Written exercise – Draw out every line with the word "物体沿直线运动" from the listing below.

Saved entries:
------------
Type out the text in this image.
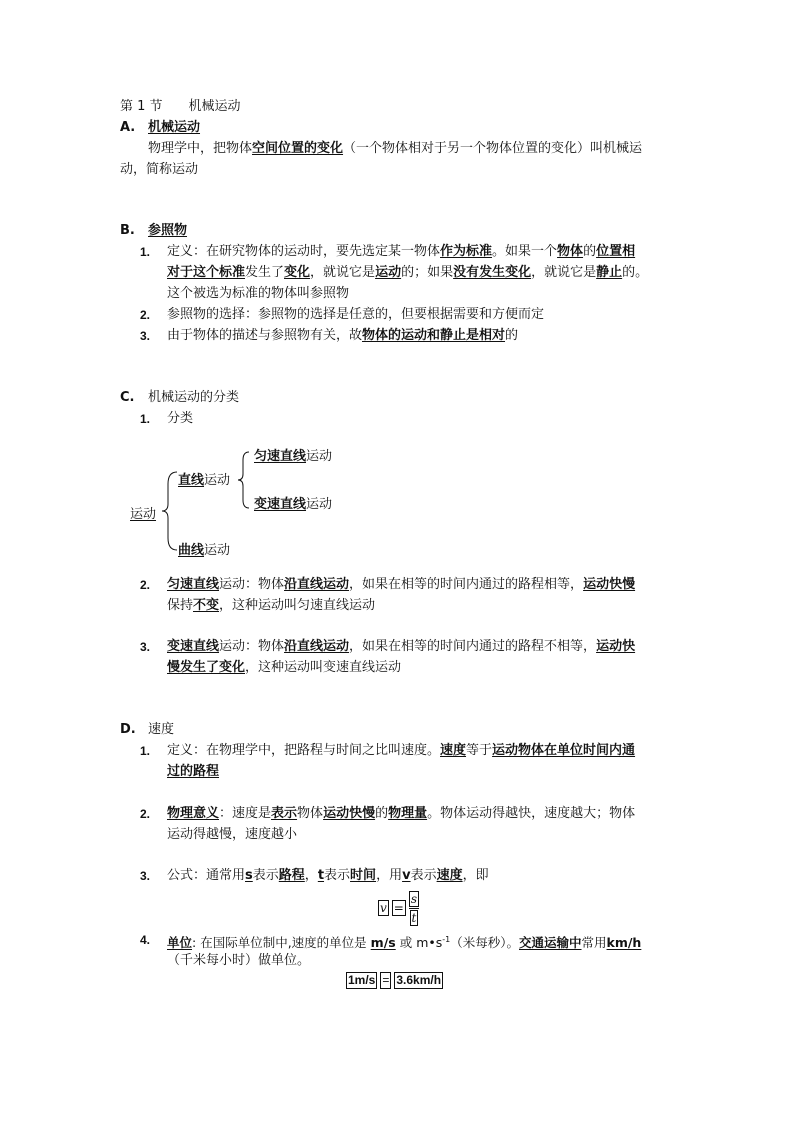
第 1 节　　机械运动
A. 机械运动
物理学中，把物体空间位置的变化（一个物体相对于另一个物体位置的变化）叫机械运
动，简称运动
B. 参照物
1. 定义：在研究物体的运动时，要先选定某一物体作为标准。如果一个物体的位置相
对于这个标准发生了变化，就说它是运动的；如果没有发生变化，就说它是静止的。
这个被选为标准的物体叫参照物
2. 参照物的选择：参照物的选择是任意的，但要根据需要和方便而定
3. 由于物体的描述与参照物有关，故物体的运动和静止是相对的
C. 机械运动的分类
1. 分类
运动
直线运动
匀速直线运动
变速直线运动
曲线运动
2. 匀速直线运动：物体沿直线运动，如果在相等的时间内通过的路程相等，运动快慢
保持不变，这种运动叫匀速直线运动
3. 变速直线运动：物体沿直线运动，如果在相等的时间内通过的路程不相等，运动快
慢发生了变化，这种运动叫变速直线运动
D. 速度
1. 定义：在物理学中，把路程与时间之比叫速度。速度等于运动物体在单位时间内通
过的路程
2. 物理意义：速度是表示物体运动快慢的物理量。物体运动得越快，速度越大；物体
运动得越慢，速度越小
3. 公式：通常用s表示路程，t表示时间，用v表示速度，即
$v = \frac{s}{t}$
4. 单位: 在国际单位制中,速度的单位是 m/s 或 $m•s^{-1}$（米每秒）。交通运输中常用km/h
（千米每小时）做单位。
1m/s = 3.6km/h
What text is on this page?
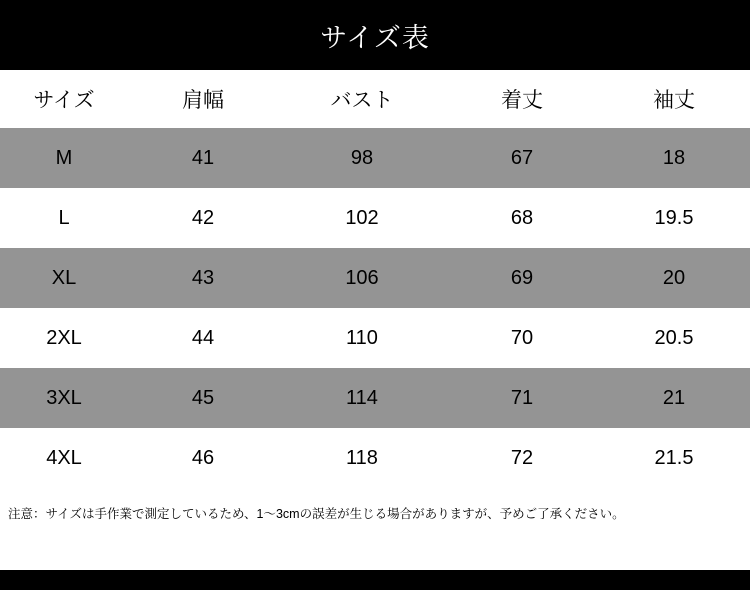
サイズ表
サイズ	肩幅	バスト	着丈	袖丈
M	41	98	67	18
L	42	102	68	19.5
XL	43	106	69	20
2XL	44	110	70	20.5
3XL	45	114	71	21
4XL	46	118	72	21.5
注意：サイズは手作業で測定しているため、1〜3cmの誤差が生じる場合がありますが、予めご了承ください。
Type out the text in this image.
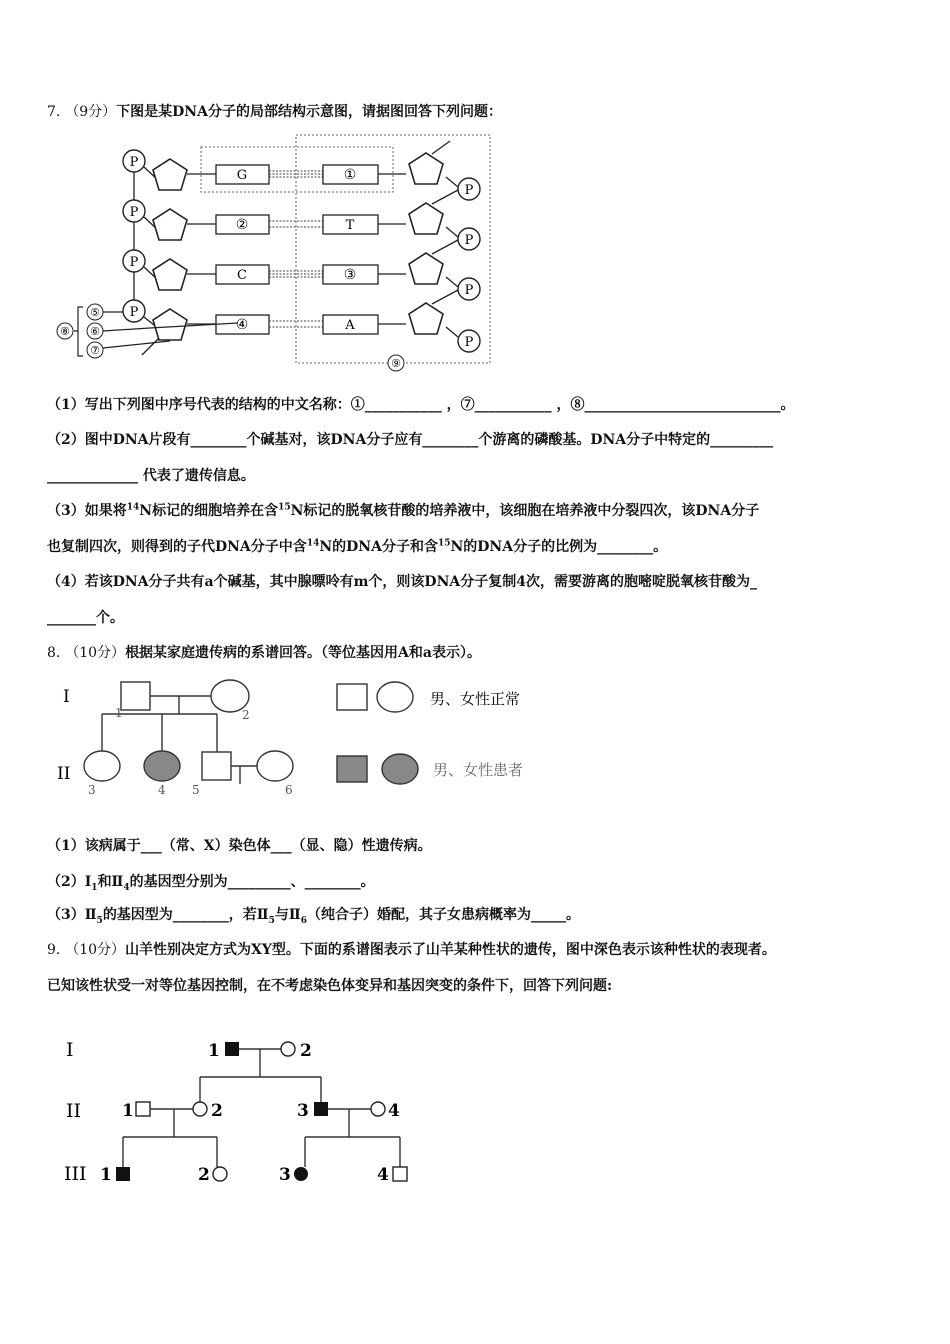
7. （9分）下图是某DNA分子的局部结构示意图，请据图回答下列问题：
P
G	①
P
P
②	T
P
P
C	③
P
P
④	A
P
⑤
⑥
⑦
⑧
⑨
（1）写出下列图中序号代表的结构的中文名称：①___________ ，⑦___________ ，⑧____________________________。
（2）图中DNA片段有________个碱基对，该DNA分子应有________个游离的磷酸基。DNA分子中特定的_________
_____________ 代表了遗传信息。
（3）如果将$^{14}$N标记的细胞培养在含$^{15}$N标记的脱氧核苷酸的培养液中，该细胞在培养液中分裂四次，该DNA分子
也复制四次，则得到的子代DNA分子中含$^{14}$N的DNA分子和含$^{15}$N的DNA分子的比例为________。
（4）若该DNA分子共有a个碱基，其中腺嘌呤有m个，则该DNA分子复制4次，需要游离的胞嘧啶脱氧核苷酸为_
_______个。
8. （10分）根据某家庭遗传病的系谱回答。（等位基因用A和a表示）。
I
II
1	2
3	4 5	6
男、女性正常
男、女性患者
（1）该病属于___（常、X）染色体___（显、隐）性遗传病。
$(2)Ⅰ_1$和$Ⅱ_4$的基因型分别为_________、________。
$(3)Ⅱ_5$的基因型为________，若$Ⅱ_5$与$Ⅱ_6$（纯合子）婚配，其子女患病概率为_____。
9. （10分）山羊性别决定方式为XY型。下面的系谱图表示了山羊某种性状的遗传，图中深色表示该种性状的表现者。
已知该性状受一对等位基因控制，在不考虑染色体变异和基因突变的条件下，回答下列问题:
I
II
III
1	2
1	2	3	4
1	2	3	4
------------
Complete answer –
2. 匀速直线运动：物体沿直线运动，如果在相等的时间内通过的路程相等，运动快慢
3. 变速直线运动：物体沿直线运动，如果在相等的时间内通过的路程不相等，运动快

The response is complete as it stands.